**Supplied material**
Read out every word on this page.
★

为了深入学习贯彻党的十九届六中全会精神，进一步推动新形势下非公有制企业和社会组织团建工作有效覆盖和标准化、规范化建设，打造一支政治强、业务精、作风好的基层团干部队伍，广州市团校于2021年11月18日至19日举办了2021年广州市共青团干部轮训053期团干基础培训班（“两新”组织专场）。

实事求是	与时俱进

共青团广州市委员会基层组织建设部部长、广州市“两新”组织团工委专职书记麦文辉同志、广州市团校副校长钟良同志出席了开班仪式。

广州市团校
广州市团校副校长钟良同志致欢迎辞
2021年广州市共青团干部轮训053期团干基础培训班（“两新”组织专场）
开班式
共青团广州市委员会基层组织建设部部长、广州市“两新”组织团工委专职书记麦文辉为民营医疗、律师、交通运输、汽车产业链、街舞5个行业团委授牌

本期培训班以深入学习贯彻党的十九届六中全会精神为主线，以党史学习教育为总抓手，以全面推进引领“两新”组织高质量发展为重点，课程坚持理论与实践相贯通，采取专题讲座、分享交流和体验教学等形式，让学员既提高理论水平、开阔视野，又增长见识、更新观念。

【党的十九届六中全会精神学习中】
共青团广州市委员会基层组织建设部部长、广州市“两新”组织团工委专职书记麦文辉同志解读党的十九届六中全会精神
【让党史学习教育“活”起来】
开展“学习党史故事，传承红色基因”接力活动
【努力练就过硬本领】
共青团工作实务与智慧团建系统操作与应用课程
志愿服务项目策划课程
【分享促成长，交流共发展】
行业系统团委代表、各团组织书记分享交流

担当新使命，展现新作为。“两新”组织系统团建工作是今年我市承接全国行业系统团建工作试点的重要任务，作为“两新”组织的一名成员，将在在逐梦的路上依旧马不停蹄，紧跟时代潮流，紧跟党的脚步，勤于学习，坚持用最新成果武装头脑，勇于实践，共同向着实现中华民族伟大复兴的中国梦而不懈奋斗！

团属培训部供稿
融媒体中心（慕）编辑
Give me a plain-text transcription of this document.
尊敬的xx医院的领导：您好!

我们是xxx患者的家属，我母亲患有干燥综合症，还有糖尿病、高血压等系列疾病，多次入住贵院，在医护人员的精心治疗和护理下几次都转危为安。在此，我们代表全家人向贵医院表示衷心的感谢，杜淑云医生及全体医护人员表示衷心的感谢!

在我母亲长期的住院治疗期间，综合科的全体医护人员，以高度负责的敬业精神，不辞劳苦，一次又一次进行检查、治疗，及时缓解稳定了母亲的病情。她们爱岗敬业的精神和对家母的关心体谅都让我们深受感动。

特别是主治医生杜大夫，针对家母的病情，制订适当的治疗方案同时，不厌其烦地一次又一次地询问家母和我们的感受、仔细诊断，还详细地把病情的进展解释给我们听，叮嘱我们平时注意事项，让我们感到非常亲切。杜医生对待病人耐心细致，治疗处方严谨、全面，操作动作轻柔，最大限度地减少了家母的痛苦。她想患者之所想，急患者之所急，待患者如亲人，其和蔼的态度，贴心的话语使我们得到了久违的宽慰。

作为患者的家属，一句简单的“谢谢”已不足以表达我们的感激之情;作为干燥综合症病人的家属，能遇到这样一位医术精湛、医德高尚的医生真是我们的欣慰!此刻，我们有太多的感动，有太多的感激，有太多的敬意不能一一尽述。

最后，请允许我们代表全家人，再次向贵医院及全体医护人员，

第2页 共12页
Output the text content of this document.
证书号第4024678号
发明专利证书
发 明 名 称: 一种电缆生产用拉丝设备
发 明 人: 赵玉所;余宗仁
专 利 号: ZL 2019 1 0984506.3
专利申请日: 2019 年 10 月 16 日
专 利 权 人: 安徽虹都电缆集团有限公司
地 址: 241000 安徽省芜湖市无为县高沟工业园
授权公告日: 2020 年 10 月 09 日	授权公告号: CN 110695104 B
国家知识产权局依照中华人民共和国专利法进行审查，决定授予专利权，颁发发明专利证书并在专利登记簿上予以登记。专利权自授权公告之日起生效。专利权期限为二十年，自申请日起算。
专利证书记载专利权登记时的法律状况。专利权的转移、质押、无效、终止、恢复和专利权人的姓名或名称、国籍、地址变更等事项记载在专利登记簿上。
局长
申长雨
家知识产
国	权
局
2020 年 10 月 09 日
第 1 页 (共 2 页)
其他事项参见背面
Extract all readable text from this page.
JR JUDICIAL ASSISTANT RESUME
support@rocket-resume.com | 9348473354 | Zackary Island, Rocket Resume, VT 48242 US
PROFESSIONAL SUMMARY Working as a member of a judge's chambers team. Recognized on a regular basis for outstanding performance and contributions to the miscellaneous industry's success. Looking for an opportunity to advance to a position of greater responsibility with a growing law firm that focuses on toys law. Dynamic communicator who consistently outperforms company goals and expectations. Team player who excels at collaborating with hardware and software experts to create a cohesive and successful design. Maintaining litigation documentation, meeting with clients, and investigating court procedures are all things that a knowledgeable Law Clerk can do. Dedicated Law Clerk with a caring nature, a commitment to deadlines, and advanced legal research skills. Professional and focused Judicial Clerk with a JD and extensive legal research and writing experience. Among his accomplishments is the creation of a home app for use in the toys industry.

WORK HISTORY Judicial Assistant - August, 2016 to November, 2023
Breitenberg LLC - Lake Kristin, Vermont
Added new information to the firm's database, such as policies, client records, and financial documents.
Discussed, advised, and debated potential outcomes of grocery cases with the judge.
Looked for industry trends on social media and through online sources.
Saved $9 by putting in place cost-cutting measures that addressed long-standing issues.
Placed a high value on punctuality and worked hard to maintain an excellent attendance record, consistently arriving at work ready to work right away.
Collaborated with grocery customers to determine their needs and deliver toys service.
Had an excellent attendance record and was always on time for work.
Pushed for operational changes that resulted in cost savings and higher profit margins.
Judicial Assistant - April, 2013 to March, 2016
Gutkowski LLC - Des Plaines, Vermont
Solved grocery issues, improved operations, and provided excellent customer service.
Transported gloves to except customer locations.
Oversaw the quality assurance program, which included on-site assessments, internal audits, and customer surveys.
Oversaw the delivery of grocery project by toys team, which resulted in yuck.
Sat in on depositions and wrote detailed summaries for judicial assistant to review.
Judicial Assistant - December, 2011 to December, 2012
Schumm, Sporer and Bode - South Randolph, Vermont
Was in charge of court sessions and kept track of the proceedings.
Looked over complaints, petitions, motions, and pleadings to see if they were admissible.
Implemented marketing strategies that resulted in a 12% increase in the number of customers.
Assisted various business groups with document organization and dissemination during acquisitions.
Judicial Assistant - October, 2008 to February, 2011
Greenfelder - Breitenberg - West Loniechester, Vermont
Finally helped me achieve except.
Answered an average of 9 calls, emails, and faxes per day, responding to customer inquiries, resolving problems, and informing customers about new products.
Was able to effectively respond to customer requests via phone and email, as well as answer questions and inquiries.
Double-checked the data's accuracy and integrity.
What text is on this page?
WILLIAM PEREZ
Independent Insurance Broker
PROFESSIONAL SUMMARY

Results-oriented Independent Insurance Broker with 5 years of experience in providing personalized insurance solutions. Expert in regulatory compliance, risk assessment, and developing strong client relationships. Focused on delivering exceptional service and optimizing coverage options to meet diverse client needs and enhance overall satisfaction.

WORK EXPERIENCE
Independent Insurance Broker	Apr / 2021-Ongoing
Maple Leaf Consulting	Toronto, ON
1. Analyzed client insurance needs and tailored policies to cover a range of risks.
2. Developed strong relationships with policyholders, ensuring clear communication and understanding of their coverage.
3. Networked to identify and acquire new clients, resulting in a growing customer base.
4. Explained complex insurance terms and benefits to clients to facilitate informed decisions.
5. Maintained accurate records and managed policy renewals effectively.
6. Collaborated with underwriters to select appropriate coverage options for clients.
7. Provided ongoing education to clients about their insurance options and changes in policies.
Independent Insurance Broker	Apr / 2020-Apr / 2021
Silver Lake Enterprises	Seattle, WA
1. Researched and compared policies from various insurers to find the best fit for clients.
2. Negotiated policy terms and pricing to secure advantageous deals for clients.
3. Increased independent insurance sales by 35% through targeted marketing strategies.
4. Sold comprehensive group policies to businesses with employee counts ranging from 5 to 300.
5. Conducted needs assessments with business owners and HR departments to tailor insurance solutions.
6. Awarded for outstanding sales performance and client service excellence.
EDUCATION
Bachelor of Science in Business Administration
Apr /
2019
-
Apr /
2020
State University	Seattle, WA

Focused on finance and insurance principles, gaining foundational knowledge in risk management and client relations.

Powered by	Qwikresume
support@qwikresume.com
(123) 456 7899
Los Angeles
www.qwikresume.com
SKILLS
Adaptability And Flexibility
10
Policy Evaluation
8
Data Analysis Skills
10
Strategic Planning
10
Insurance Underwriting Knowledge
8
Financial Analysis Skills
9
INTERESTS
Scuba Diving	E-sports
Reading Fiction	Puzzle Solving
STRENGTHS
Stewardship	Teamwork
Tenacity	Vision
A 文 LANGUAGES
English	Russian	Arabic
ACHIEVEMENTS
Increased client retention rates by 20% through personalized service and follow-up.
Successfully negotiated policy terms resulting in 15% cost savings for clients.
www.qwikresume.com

**Exercise objective**
Tally the lines of the listing that include "support". Reply with nothing but the count.

**Response**
2